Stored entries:
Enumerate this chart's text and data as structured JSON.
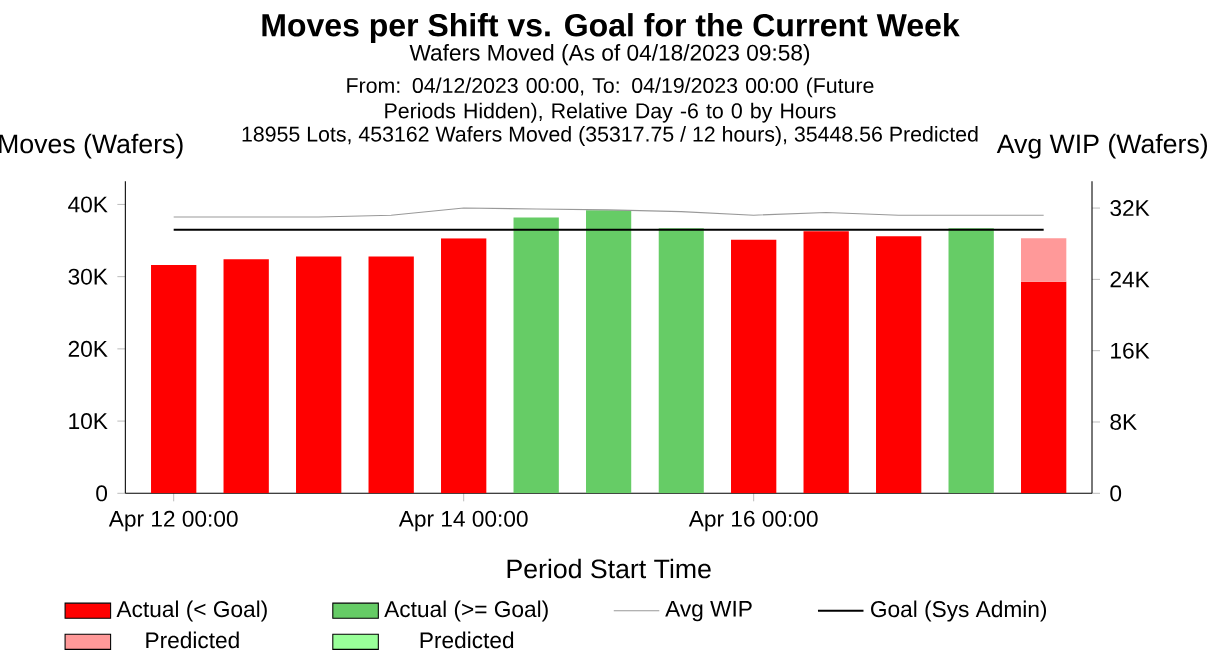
{
  "chart_data": {
    "type": "bar",
    "title": "Moves per Shift vs. Goal for the Current Week",
    "subtitle": "Wafers Moved (As of 04/18/2023 09:58)",
    "annotations": [
      "From: 04/12/2023 00:00, To: 04/19/2023 00:00 (Future Periods Hidden), Relative Day -6 to 0 by Hours",
      "18955 Lots, 453162 Wafers Moved (35317.75 / 12 hours), 35448.56 Predicted"
    ],
    "xlabel": "Period Start Time",
    "ylabel": "Moves (Wafers)",
    "y2label": "Avg WIP (Wafers)",
    "x": [
      "2023-04-12T00:00",
      "2023-04-12T12:00",
      "2023-04-13T00:00",
      "2023-04-13T12:00",
      "2023-04-14T00:00",
      "2023-04-14T12:00",
      "2023-04-15T00:00",
      "2023-04-15T12:00",
      "2023-04-16T00:00",
      "2023-04-16T12:00",
      "2023-04-17T00:00",
      "2023-04-17T12:00",
      "2023-04-18T00:00"
    ],
    "stacked": true,
    "series": [
      {
        "name": "Actual (< Goal)",
        "color": "#ff0000",
        "values": [
          31600,
          32400,
          32800,
          32800,
          35300,
          null,
          null,
          null,
          35100,
          36300,
          35600,
          null,
          29300
        ]
      },
      {
        "name": "Actual (>= Goal)",
        "color": "#66cc66",
        "values": [
          null,
          null,
          null,
          null,
          null,
          38200,
          39200,
          36700,
          null,
          null,
          null,
          36700,
          null
        ]
      },
      {
        "name": "Avg WIP",
        "type": "line",
        "axis": "y2",
        "color": "#999999",
        "values": [
          31000,
          31000,
          31000,
          31200,
          32000,
          31900,
          31800,
          31600,
          31200,
          31500,
          31200,
          31200,
          31200
        ]
      },
      {
        "name": "Goal (Sys Admin)",
        "type": "line",
        "color": "#000000",
        "values": [
          36500,
          36500,
          36500,
          36500,
          36500,
          36500,
          36500,
          36500,
          36500,
          36500,
          36500,
          36500,
          36500
        ]
      },
      {
        "name": "Predicted",
        "color": "#ff9999",
        "values": [
          null,
          null,
          null,
          null,
          null,
          null,
          null,
          null,
          null,
          null,
          null,
          null,
          6000
        ]
      },
      {
        "name": "Predicted",
        "color": "#99ff99",
        "values": [
          null,
          null,
          null,
          null,
          null,
          null,
          null,
          null,
          null,
          null,
          null,
          null,
          null
        ]
      }
    ],
    "xlim": [
      "2023-04-11T16:00",
      "2023-04-18T08:00"
    ],
    "xticks": [
      {
        "value": "2023-04-12T00:00",
        "label": "Apr 12 00:00"
      },
      {
        "value": "2023-04-14T00:00",
        "label": "Apr 14 00:00"
      },
      {
        "value": "2023-04-16T00:00",
        "label": "Apr 16 00:00"
      }
    ],
    "ylim": [
      0,
      43200
    ],
    "yticks": [
      0,
      {
        "value": 10000,
        "label": "10K"
      },
      {
        "value": 20000,
        "label": "20K"
      },
      {
        "value": 30000,
        "label": "30K"
      },
      {
        "value": 40000,
        "label": "40K"
      }
    ],
    "y2lim": [
      0,
      35000
    ],
    "y2ticks": [
      0,
      {
        "value": 8000,
        "label": "8K"
      },
      {
        "value": 16000,
        "label": "16K"
      },
      {
        "value": 24000,
        "label": "24K"
      },
      {
        "value": 32000,
        "label": "32K"
      }
    ],
    "legend": "bottom",
    "grid": false,
    "marker": "none"
  }
}
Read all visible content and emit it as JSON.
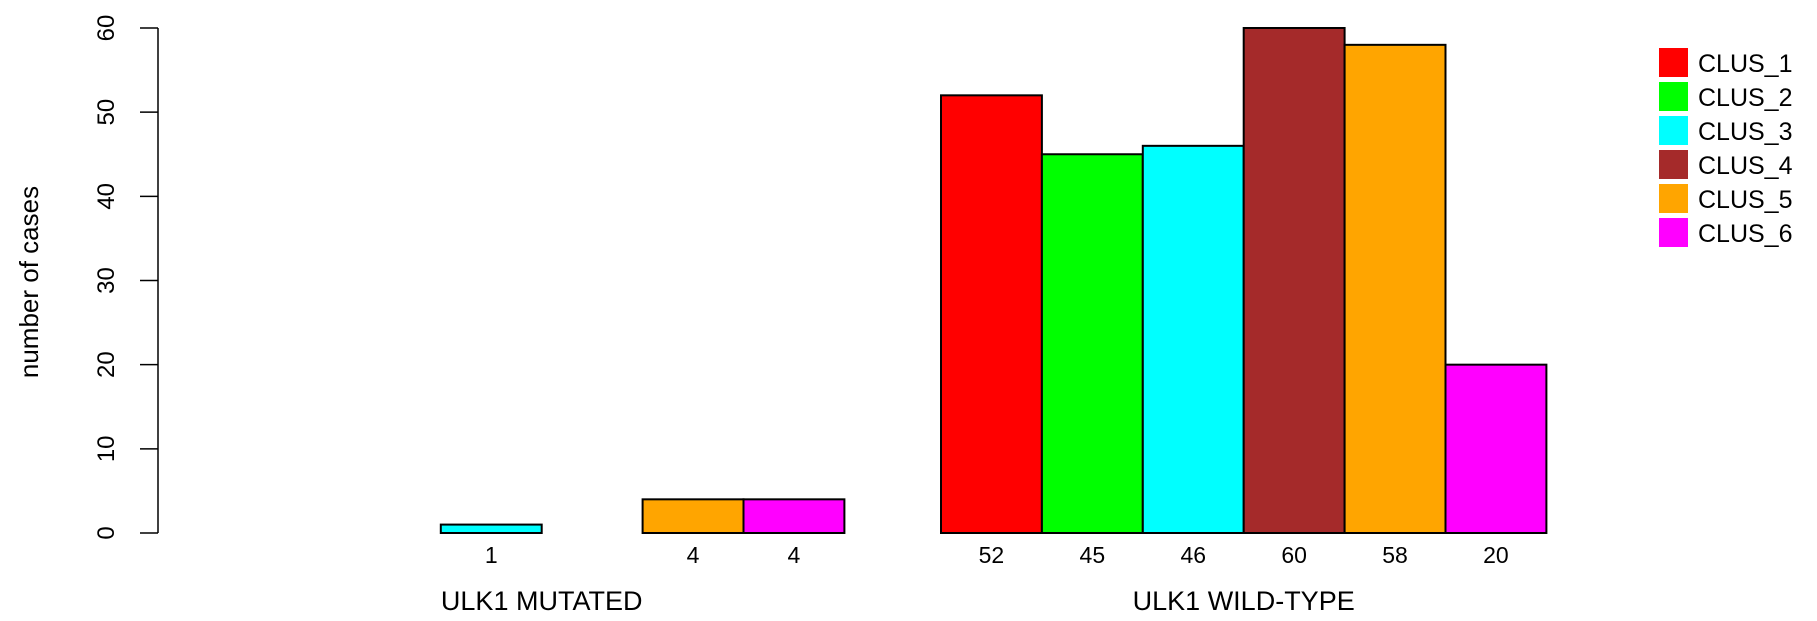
{
  "chart_data": {
    "type": "bar",
    "title": "",
    "xlabel": "",
    "ylabel": "number of cases",
    "ylim": [
      0,
      60
    ],
    "yticks": [
      0,
      10,
      20,
      30,
      40,
      50,
      60
    ],
    "grid": false,
    "legend_position": "top-right",
    "groups": [
      "ULK1 MUTATED",
      "ULK1 WILD-TYPE"
    ],
    "series": [
      {
        "name": "CLUS_1",
        "color": "#ff0000",
        "values": [
          0,
          52
        ]
      },
      {
        "name": "CLUS_2",
        "color": "#00ff00",
        "values": [
          0,
          45
        ]
      },
      {
        "name": "CLUS_3",
        "color": "#00ffff",
        "values": [
          1,
          46
        ]
      },
      {
        "name": "CLUS_4",
        "color": "#a52a2a",
        "values": [
          0,
          60
        ]
      },
      {
        "name": "CLUS_5",
        "color": "#ffa500",
        "values": [
          4,
          58
        ]
      },
      {
        "name": "CLUS_6",
        "color": "#ff00ff",
        "values": [
          4,
          20
        ]
      }
    ]
  }
}
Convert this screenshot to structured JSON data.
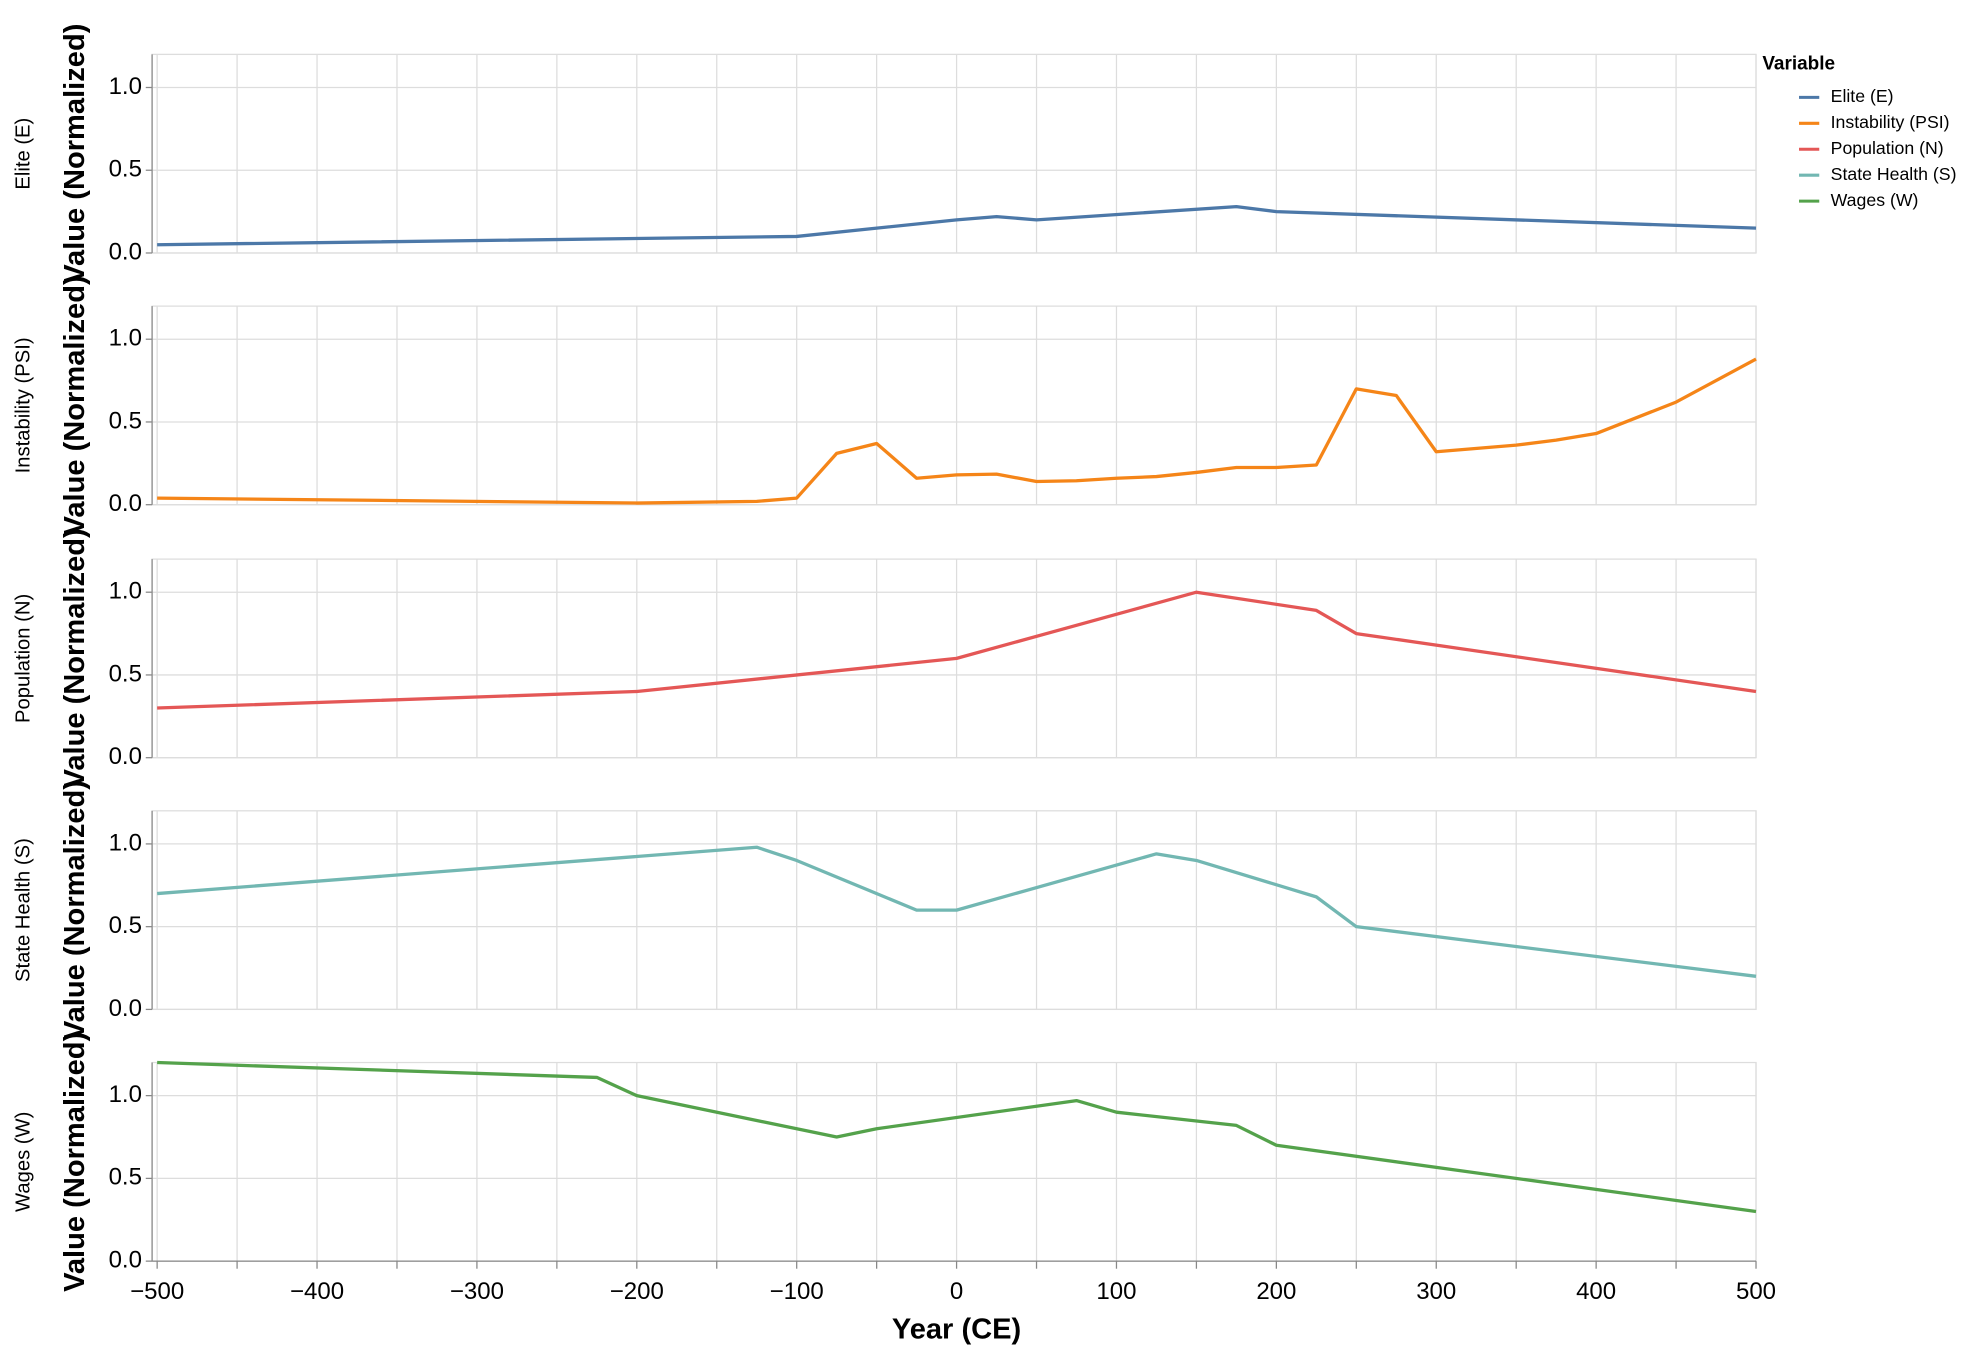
{
  "chart_data": {
    "type": "line",
    "x_label": "Year (CE)",
    "y_label": "Value (Normalized)",
    "legend_title": "Variable",
    "xlim": [
      -500,
      500
    ],
    "xticks": [
      {
        "value": -500,
        "label": "−500"
      },
      {
        "value": -400,
        "label": "−400"
      },
      {
        "value": -300,
        "label": "−300"
      },
      {
        "value": -200,
        "label": "−200"
      },
      {
        "value": -100,
        "label": "−100"
      },
      0,
      100,
      200,
      300,
      400,
      500
    ],
    "xminor_ticks": [
      -450,
      -350,
      -250,
      -150,
      -50,
      50,
      150,
      250,
      350,
      450
    ],
    "ylim": [
      0,
      1.2
    ],
    "yticks": [
      {
        "value": 0,
        "label": "0.0"
      },
      {
        "value": 0.5,
        "label": "0.5"
      },
      {
        "value": 1,
        "label": "1.0"
      }
    ],
    "grid": true,
    "series": [
      {
        "name": "Elite (E)",
        "color": "#4c78a8",
        "x": [
          -500,
          -100,
          0,
          25,
          50,
          175,
          200,
          500
        ],
        "values": [
          0.05,
          0.1,
          0.2,
          0.22,
          0.2,
          0.28,
          0.25,
          0.15
        ]
      },
      {
        "name": "Instability (PSI)",
        "color": "#f58518",
        "x": [
          -500,
          -200,
          -125,
          -100,
          -75,
          -50,
          -25,
          0,
          25,
          50,
          75,
          100,
          125,
          150,
          175,
          200,
          225,
          250,
          275,
          300,
          350,
          375,
          400,
          450,
          475,
          500
        ],
        "values": [
          0.04,
          0.01,
          0.02,
          0.04,
          0.31,
          0.37,
          0.16,
          0.18,
          0.185,
          0.14,
          0.145,
          0.16,
          0.17,
          0.195,
          0.225,
          0.225,
          0.24,
          0.7,
          0.66,
          0.32,
          0.36,
          0.39,
          0.43,
          0.62,
          0.75,
          0.88
        ]
      },
      {
        "name": "Population (N)",
        "color": "#e45756",
        "x": [
          -500,
          -200,
          0,
          150,
          225,
          250,
          500
        ],
        "values": [
          0.3,
          0.4,
          0.6,
          1.0,
          0.89,
          0.75,
          0.4
        ]
      },
      {
        "name": "State Health (S)",
        "color": "#72b7b2",
        "x": [
          -500,
          -125,
          -100,
          -25,
          0,
          125,
          150,
          225,
          250,
          500
        ],
        "values": [
          0.7,
          0.98,
          0.9,
          0.6,
          0.6,
          0.94,
          0.9,
          0.68,
          0.5,
          0.2
        ]
      },
      {
        "name": "Wages (W)",
        "color": "#54a24b",
        "x": [
          -500,
          -225,
          -200,
          -75,
          -50,
          75,
          100,
          175,
          200,
          500
        ],
        "values": [
          1.2,
          1.11,
          1.0,
          0.75,
          0.8,
          0.97,
          0.9,
          0.82,
          0.7,
          0.3
        ]
      }
    ]
  }
}
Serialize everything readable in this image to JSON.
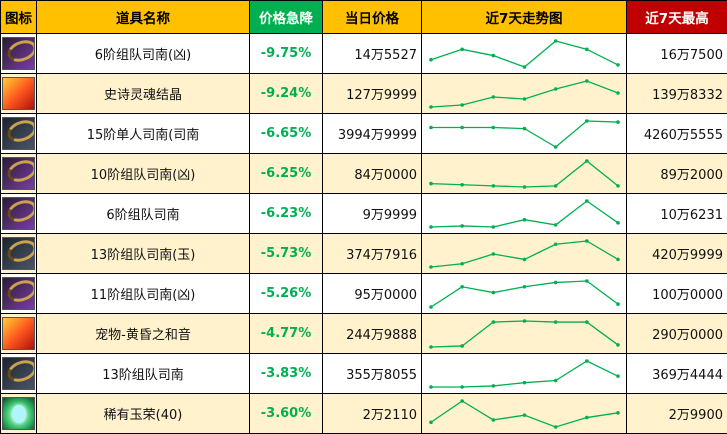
{
  "headers": {
    "icon": "图标",
    "name": "道具名称",
    "drop": "价格急降",
    "price": "当日价格",
    "trend": "近7天走势图",
    "max": "近7天最高"
  },
  "colors": {
    "header_gold": "#ffc000",
    "header_green": "#00b050",
    "header_red": "#c00000",
    "row_alt": "#fff2cc",
    "drop_text": "#00b050",
    "spark_line": "#00b050"
  },
  "rows": [
    {
      "icon": "purple-armor-icon",
      "name": "6阶组队司南(凶)",
      "drop": "-9.75%",
      "price": "14万5527",
      "max": "16万7500",
      "trend": [
        10,
        20,
        14,
        3,
        28,
        20,
        5
      ]
    },
    {
      "icon": "red-soul-icon",
      "name": "史诗灵魂结晶",
      "drop": "-9.24%",
      "price": "127万9999",
      "max": "139万8332",
      "trend": [
        5,
        6,
        10,
        9,
        14,
        18,
        12
      ]
    },
    {
      "icon": "dark-armor-icon",
      "name": "15阶单人司南(司南",
      "drop": "-6.65%",
      "price": "3994万9999",
      "max": "4260万5555",
      "trend": [
        20,
        20,
        20,
        19,
        2,
        26,
        25
      ]
    },
    {
      "icon": "purple-armor-icon",
      "name": "10阶组队司南(凶)",
      "drop": "-6.25%",
      "price": "84万0000",
      "max": "89万2000",
      "trend": [
        8,
        7,
        6,
        5,
        6,
        28,
        6
      ]
    },
    {
      "icon": "purple-armor-icon",
      "name": "6阶组队司南",
      "drop": "-6.23%",
      "price": "9万9999",
      "max": "10万6231",
      "trend": [
        3,
        4,
        3,
        10,
        5,
        28,
        7
      ]
    },
    {
      "icon": "dark-armor-icon",
      "name": "13阶组队司南(玉)",
      "drop": "-5.73%",
      "price": "374万7916",
      "max": "420万9999",
      "trend": [
        3,
        6,
        15,
        10,
        24,
        27,
        10
      ]
    },
    {
      "icon": "purple-armor-icon",
      "name": "11阶组队司南(凶)",
      "drop": "-5.26%",
      "price": "95万0000",
      "max": "100万0000",
      "trend": [
        8,
        22,
        18,
        22,
        25,
        26,
        10
      ]
    },
    {
      "icon": "red-pet-icon",
      "name": "宠物-黄昏之和音",
      "drop": "-4.77%",
      "price": "244万9888",
      "max": "290万0000",
      "trend": [
        3,
        4,
        27,
        28,
        27,
        27,
        5
      ]
    },
    {
      "icon": "dark-armor-icon",
      "name": "13阶组队司南",
      "drop": "-3.83%",
      "price": "355万8055",
      "max": "369万4444",
      "trend": [
        4,
        4,
        5,
        8,
        10,
        28,
        14
      ]
    },
    {
      "icon": "green-gem-icon",
      "name": "稀有玉荣(40)",
      "drop": "-3.60%",
      "price": "2万2110",
      "max": "2万9900",
      "trend": [
        10,
        28,
        12,
        16,
        6,
        14,
        18
      ]
    }
  ]
}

PROBLEM TO WORK ON: In the listing above, count each line that holds the string "Moved". Give the number only.

EXERCISE RESPONSE: 2